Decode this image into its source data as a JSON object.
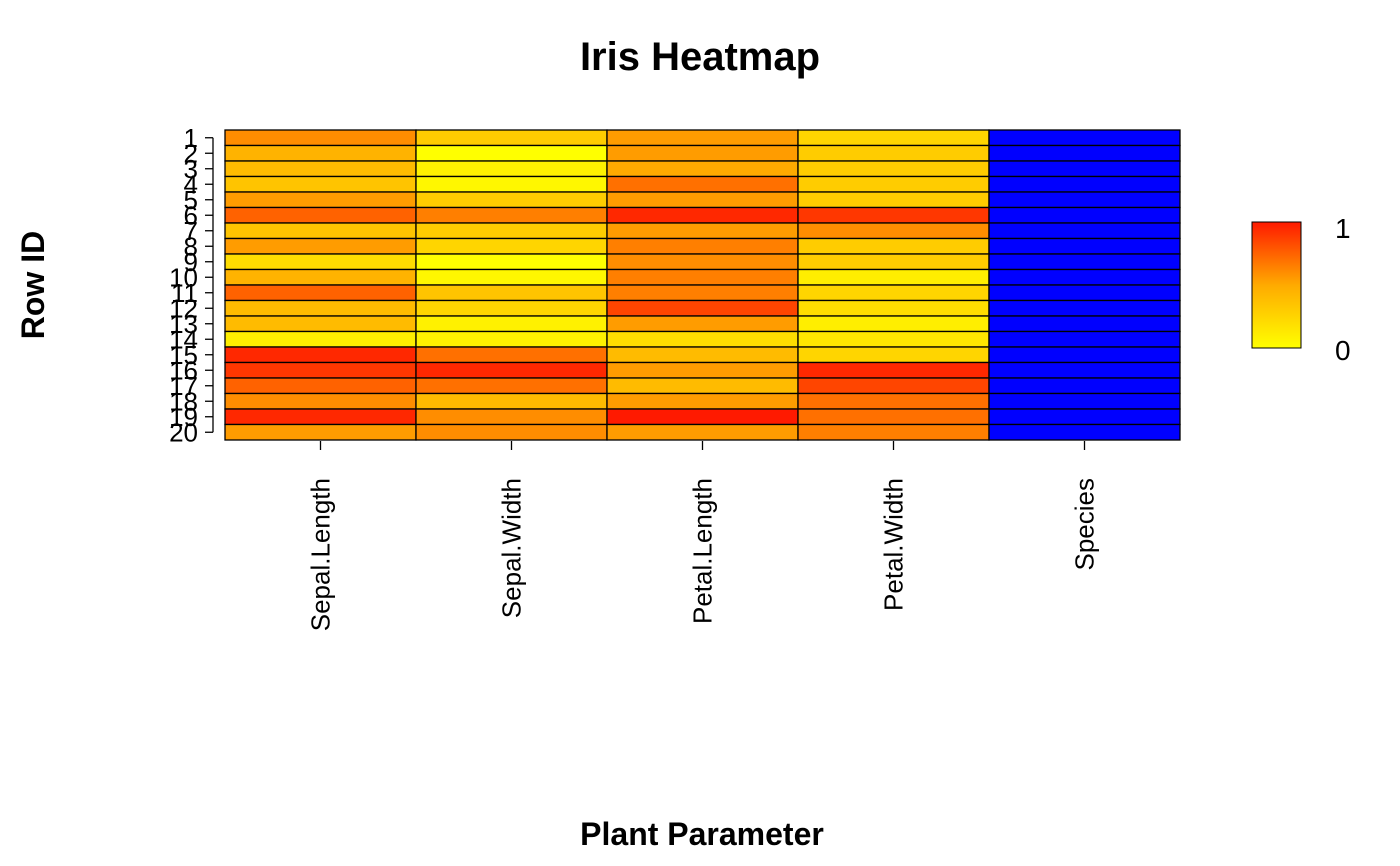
{
  "chart_data": {
    "type": "heatmap",
    "title": "Iris Heatmap",
    "xlabel": "Plant Parameter",
    "ylabel": "Row ID",
    "columns": [
      "Sepal.Length",
      "Sepal.Width",
      "Petal.Length",
      "Petal.Width",
      "Species"
    ],
    "rows": [
      "1",
      "2",
      "3",
      "4",
      "5",
      "6",
      "7",
      "8",
      "9",
      "10",
      "11",
      "12",
      "13",
      "14",
      "15",
      "16",
      "17",
      "18",
      "19",
      "20"
    ],
    "values": [
      [
        0.6,
        0.3,
        0.55,
        0.25,
        0.0
      ],
      [
        0.45,
        0.0,
        0.55,
        0.3,
        0.0
      ],
      [
        0.4,
        0.08,
        0.5,
        0.3,
        0.0
      ],
      [
        0.35,
        0.05,
        0.7,
        0.3,
        0.0
      ],
      [
        0.55,
        0.3,
        0.55,
        0.3,
        0.0
      ],
      [
        0.75,
        0.65,
        0.95,
        0.9,
        0.0
      ],
      [
        0.35,
        0.3,
        0.55,
        0.6,
        0.0
      ],
      [
        0.55,
        0.25,
        0.65,
        0.3,
        0.0
      ],
      [
        0.2,
        0.0,
        0.6,
        0.3,
        0.0
      ],
      [
        0.45,
        0.05,
        0.65,
        0.1,
        0.0
      ],
      [
        0.75,
        0.35,
        0.65,
        0.25,
        0.0
      ],
      [
        0.4,
        0.25,
        0.85,
        0.2,
        0.0
      ],
      [
        0.4,
        0.08,
        0.55,
        0.1,
        0.0
      ],
      [
        0.1,
        0.08,
        0.2,
        0.15,
        0.0
      ],
      [
        0.95,
        0.7,
        0.4,
        0.25,
        0.0
      ],
      [
        0.9,
        0.95,
        0.55,
        0.95,
        0.0
      ],
      [
        0.75,
        0.7,
        0.4,
        0.85,
        0.0
      ],
      [
        0.6,
        0.4,
        0.55,
        0.7,
        0.0
      ],
      [
        0.95,
        0.6,
        1.0,
        0.7,
        0.0
      ],
      [
        0.55,
        0.6,
        0.55,
        0.65,
        0.0
      ]
    ],
    "species_color": "#0000ff",
    "color_scale": {
      "low": "#ffff00",
      "mid": "#ffaa00",
      "high": "#ff1a00"
    },
    "legend": {
      "min_label": "0",
      "max_label": "1",
      "position": "right"
    }
  }
}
● ● ● ● ● ● ●
WHAT YOU ARE ASKED TO DO: Copy out the listing exactly as it stands, but not the pictures.

CORRECT RESULT:
Decode this image into its source data as a JSON object.
{
  "chart_data": {
    "type": "heatmap",
    "title": "Iris Heatmap",
    "xlabel": "Plant Parameter",
    "ylabel": "Row ID",
    "columns": [
      "Sepal.Length",
      "Sepal.Width",
      "Petal.Length",
      "Petal.Width",
      "Species"
    ],
    "rows": [
      "1",
      "2",
      "3",
      "4",
      "5",
      "6",
      "7",
      "8",
      "9",
      "10",
      "11",
      "12",
      "13",
      "14",
      "15",
      "16",
      "17",
      "18",
      "19",
      "20"
    ],
    "values": [
      [
        0.6,
        0.3,
        0.55,
        0.25,
        0.0
      ],
      [
        0.45,
        0.0,
        0.55,
        0.3,
        0.0
      ],
      [
        0.4,
        0.08,
        0.5,
        0.3,
        0.0
      ],
      [
        0.35,
        0.05,
        0.7,
        0.3,
        0.0
      ],
      [
        0.55,
        0.3,
        0.55,
        0.3,
        0.0
      ],
      [
        0.75,
        0.65,
        0.95,
        0.9,
        0.0
      ],
      [
        0.35,
        0.3,
        0.55,
        0.6,
        0.0
      ],
      [
        0.55,
        0.25,
        0.65,
        0.3,
        0.0
      ],
      [
        0.2,
        0.0,
        0.6,
        0.3,
        0.0
      ],
      [
        0.45,
        0.05,
        0.65,
        0.1,
        0.0
      ],
      [
        0.75,
        0.35,
        0.65,
        0.25,
        0.0
      ],
      [
        0.4,
        0.25,
        0.85,
        0.2,
        0.0
      ],
      [
        0.4,
        0.08,
        0.55,
        0.1,
        0.0
      ],
      [
        0.1,
        0.08,
        0.2,
        0.15,
        0.0
      ],
      [
        0.95,
        0.7,
        0.4,
        0.25,
        0.0
      ],
      [
        0.9,
        0.95,
        0.55,
        0.95,
        0.0
      ],
      [
        0.75,
        0.7,
        0.4,
        0.85,
        0.0
      ],
      [
        0.6,
        0.4,
        0.55,
        0.7,
        0.0
      ],
      [
        0.95,
        0.6,
        1.0,
        0.7,
        0.0
      ],
      [
        0.55,
        0.6,
        0.55,
        0.65,
        0.0
      ]
    ],
    "species_color": "#0000ff",
    "color_scale": {
      "low": "#ffff00",
      "mid": "#ffaa00",
      "high": "#ff1a00"
    },
    "legend": {
      "min_label": "0",
      "max_label": "1",
      "position": "right"
    }
  }
}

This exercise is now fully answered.